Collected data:
········
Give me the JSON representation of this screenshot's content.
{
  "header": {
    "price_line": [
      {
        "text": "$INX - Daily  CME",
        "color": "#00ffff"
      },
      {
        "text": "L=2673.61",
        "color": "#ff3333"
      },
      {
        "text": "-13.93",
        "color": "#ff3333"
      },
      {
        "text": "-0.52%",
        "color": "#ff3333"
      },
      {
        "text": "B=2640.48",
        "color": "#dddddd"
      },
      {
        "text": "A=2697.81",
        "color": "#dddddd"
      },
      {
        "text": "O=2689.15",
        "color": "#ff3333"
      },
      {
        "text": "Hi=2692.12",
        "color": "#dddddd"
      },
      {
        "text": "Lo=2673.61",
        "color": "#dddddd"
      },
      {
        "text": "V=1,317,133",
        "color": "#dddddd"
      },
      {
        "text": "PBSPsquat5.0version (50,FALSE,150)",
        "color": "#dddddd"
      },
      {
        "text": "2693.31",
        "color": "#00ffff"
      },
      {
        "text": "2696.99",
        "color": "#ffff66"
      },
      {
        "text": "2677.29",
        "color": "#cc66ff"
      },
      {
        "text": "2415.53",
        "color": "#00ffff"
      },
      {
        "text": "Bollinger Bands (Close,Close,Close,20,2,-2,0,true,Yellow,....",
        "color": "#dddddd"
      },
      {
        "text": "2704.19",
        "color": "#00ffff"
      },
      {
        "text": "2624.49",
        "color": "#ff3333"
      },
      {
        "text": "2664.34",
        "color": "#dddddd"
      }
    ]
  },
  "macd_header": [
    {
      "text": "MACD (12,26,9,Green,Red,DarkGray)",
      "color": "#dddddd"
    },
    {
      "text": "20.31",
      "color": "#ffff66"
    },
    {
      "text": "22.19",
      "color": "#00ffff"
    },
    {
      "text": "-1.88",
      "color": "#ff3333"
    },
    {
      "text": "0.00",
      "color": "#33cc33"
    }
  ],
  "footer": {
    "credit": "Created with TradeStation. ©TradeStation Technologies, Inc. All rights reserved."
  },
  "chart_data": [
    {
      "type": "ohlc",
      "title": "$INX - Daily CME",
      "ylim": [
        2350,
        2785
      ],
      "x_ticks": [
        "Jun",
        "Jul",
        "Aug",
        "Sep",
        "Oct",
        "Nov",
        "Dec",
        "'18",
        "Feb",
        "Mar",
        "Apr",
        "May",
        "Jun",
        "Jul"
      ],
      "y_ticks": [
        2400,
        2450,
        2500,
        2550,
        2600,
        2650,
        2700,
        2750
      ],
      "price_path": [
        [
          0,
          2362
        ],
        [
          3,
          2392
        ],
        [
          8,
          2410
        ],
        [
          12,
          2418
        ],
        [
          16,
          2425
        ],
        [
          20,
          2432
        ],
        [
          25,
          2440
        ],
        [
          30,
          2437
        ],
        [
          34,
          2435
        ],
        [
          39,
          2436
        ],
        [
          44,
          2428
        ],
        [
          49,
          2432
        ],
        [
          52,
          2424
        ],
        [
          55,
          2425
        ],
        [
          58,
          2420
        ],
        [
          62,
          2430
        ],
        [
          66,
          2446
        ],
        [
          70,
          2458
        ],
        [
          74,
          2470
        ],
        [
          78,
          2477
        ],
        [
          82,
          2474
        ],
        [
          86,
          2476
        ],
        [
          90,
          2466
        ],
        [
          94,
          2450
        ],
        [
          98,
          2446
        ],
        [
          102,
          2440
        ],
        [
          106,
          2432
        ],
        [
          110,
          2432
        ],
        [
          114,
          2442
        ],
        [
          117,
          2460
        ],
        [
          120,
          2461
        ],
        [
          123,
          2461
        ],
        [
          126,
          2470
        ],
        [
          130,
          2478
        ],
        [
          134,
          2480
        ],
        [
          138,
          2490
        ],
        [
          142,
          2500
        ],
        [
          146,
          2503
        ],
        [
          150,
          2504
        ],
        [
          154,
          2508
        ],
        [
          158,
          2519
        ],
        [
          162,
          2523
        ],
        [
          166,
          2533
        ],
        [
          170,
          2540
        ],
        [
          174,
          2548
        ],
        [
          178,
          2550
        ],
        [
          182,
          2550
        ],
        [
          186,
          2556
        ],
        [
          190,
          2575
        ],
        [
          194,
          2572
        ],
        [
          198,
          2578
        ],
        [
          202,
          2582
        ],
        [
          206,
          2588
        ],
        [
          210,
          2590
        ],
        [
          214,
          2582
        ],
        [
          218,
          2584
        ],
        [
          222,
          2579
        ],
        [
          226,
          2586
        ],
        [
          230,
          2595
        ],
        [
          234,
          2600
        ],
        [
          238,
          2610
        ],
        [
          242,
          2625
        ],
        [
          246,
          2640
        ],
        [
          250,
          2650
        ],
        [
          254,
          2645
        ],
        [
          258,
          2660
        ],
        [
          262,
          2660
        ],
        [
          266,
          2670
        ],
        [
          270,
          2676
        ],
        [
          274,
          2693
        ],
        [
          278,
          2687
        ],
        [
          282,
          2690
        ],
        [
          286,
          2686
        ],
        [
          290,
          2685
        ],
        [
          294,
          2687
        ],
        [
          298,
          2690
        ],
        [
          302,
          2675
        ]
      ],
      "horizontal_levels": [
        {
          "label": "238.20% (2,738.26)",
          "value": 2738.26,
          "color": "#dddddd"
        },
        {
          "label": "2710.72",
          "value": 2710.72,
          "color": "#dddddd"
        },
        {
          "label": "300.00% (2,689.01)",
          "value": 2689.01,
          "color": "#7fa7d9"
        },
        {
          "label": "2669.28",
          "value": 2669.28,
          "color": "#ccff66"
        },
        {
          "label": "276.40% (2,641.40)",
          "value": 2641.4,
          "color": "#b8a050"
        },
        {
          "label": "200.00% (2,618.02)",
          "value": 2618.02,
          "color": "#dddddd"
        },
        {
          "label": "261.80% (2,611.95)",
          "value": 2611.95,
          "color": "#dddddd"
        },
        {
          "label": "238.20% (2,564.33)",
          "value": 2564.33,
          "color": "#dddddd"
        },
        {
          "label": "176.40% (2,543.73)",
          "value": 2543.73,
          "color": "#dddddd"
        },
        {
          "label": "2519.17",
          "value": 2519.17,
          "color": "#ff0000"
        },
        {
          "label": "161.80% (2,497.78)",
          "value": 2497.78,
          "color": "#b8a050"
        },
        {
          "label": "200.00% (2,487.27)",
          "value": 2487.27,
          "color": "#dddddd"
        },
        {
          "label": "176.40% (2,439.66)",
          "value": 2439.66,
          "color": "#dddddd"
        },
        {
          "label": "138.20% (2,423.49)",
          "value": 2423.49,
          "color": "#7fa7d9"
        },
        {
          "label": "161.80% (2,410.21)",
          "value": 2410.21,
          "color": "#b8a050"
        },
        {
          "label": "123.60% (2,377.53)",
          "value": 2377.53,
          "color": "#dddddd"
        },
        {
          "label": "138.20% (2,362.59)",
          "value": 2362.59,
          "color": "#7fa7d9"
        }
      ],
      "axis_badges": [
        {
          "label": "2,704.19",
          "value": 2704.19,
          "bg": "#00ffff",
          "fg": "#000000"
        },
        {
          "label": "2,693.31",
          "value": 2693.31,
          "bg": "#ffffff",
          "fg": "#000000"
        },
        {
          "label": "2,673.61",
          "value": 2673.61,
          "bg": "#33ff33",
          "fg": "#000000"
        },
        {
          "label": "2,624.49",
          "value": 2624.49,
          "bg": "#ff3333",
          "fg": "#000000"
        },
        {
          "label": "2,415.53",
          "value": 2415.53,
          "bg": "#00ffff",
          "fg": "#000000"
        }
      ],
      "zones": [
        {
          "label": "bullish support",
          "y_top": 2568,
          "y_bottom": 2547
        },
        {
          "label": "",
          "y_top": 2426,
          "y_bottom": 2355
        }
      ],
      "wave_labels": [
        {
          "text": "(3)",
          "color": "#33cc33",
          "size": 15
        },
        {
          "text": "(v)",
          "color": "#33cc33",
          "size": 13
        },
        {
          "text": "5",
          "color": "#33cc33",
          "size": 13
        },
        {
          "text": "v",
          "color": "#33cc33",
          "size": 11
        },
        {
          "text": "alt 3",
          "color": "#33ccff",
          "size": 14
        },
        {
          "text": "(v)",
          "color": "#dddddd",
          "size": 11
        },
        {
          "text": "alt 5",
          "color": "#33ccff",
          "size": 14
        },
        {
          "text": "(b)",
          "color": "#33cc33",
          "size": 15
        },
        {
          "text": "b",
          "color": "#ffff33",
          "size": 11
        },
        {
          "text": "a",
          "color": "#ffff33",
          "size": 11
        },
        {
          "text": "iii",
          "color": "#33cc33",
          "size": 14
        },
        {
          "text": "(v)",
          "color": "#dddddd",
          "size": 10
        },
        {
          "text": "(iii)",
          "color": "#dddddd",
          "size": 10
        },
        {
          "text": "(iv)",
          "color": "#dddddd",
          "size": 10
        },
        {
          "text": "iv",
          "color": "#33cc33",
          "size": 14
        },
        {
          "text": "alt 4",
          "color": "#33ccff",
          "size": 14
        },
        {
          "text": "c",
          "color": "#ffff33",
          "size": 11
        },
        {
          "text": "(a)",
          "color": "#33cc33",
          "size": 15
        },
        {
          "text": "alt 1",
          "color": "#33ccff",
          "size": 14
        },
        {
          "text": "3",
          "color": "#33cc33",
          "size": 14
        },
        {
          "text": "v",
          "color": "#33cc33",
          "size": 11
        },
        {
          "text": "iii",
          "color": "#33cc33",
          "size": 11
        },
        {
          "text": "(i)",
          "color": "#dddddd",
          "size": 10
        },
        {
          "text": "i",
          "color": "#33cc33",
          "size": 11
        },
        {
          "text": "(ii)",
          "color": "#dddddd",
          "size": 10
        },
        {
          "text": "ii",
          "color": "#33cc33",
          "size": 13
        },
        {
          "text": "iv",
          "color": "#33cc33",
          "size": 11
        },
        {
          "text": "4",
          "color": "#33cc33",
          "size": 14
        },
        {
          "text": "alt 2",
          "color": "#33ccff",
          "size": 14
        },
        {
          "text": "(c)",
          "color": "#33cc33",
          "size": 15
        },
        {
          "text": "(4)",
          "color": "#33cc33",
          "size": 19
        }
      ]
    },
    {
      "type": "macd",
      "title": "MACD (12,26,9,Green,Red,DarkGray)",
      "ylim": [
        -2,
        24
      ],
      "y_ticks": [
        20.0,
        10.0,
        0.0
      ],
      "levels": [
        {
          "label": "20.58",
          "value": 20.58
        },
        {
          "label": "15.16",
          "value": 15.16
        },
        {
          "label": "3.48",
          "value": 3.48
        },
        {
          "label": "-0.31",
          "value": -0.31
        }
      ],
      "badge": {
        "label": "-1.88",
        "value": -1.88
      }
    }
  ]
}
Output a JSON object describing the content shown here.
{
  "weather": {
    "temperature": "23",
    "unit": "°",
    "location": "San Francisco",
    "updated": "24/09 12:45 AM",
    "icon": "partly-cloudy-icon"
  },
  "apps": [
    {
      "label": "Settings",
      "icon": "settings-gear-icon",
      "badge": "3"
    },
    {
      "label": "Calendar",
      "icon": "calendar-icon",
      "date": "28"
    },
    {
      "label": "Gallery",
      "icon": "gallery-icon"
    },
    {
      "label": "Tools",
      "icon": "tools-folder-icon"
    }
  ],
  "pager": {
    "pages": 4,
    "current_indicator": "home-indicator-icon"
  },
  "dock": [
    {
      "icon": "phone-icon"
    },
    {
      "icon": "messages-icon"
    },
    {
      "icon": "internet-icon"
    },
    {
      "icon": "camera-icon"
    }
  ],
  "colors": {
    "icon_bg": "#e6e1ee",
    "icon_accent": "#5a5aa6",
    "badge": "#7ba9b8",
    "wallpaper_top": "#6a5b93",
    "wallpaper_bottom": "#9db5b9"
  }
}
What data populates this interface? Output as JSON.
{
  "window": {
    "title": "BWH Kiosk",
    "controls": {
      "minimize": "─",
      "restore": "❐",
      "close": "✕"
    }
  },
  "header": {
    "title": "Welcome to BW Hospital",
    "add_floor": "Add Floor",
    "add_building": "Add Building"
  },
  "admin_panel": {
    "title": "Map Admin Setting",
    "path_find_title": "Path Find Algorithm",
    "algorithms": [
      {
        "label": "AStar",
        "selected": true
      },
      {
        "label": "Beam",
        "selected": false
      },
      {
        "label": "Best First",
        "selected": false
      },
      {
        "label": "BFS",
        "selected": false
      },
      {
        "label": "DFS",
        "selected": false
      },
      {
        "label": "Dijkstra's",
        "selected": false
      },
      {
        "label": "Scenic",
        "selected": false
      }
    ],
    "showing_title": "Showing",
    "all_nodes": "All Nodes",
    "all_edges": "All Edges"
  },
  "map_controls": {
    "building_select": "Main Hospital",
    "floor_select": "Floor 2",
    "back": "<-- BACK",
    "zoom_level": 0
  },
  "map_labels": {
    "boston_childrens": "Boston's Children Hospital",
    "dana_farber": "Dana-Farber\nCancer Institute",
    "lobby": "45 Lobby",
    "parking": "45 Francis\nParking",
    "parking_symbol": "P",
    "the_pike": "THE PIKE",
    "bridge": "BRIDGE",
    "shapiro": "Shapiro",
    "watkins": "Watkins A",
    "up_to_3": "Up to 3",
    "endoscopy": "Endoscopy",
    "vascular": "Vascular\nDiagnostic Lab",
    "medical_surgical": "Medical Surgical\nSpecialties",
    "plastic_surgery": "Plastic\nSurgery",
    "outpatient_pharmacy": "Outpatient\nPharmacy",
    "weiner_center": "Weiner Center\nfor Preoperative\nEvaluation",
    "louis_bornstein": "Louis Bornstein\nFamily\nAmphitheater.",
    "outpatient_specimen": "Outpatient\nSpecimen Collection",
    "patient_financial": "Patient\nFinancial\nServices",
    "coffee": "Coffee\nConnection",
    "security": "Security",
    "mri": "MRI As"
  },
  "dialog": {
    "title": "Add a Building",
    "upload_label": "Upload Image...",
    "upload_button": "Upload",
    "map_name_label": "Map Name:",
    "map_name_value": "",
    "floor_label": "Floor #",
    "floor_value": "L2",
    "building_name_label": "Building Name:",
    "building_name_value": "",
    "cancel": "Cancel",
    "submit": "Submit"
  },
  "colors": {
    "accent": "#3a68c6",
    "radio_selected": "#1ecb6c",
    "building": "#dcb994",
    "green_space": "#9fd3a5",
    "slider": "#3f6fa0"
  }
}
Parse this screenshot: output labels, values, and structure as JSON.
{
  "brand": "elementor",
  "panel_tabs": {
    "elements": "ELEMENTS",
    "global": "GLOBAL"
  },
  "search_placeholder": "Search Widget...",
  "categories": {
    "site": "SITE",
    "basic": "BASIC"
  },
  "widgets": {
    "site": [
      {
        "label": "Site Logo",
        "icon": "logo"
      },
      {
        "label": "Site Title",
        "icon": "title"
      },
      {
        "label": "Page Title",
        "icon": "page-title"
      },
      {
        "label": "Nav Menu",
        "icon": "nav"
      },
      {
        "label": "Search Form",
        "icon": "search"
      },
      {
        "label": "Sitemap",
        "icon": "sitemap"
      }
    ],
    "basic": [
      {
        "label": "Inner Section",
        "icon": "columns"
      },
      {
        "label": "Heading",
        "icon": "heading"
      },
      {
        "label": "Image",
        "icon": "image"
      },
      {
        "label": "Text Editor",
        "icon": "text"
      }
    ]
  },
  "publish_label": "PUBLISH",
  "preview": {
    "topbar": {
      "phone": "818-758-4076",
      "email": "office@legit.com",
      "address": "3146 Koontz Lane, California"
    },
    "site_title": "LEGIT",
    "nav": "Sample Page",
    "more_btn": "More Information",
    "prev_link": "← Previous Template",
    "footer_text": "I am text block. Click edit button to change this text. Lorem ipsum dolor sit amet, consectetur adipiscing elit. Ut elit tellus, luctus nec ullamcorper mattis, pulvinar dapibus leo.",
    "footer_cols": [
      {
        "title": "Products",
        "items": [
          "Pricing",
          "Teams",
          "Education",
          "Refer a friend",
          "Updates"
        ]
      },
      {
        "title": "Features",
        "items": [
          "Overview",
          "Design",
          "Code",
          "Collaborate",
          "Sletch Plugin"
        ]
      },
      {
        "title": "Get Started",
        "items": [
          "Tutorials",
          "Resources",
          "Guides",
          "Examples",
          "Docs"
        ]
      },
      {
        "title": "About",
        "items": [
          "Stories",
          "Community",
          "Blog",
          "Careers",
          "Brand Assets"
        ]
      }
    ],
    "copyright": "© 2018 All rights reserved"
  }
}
········
PROMPT -
Copy every line from the entries that contains the word "content".

RESULT -
Give me the JSON representation of this screenshot's content.
Output a JSON object describing the content shown here.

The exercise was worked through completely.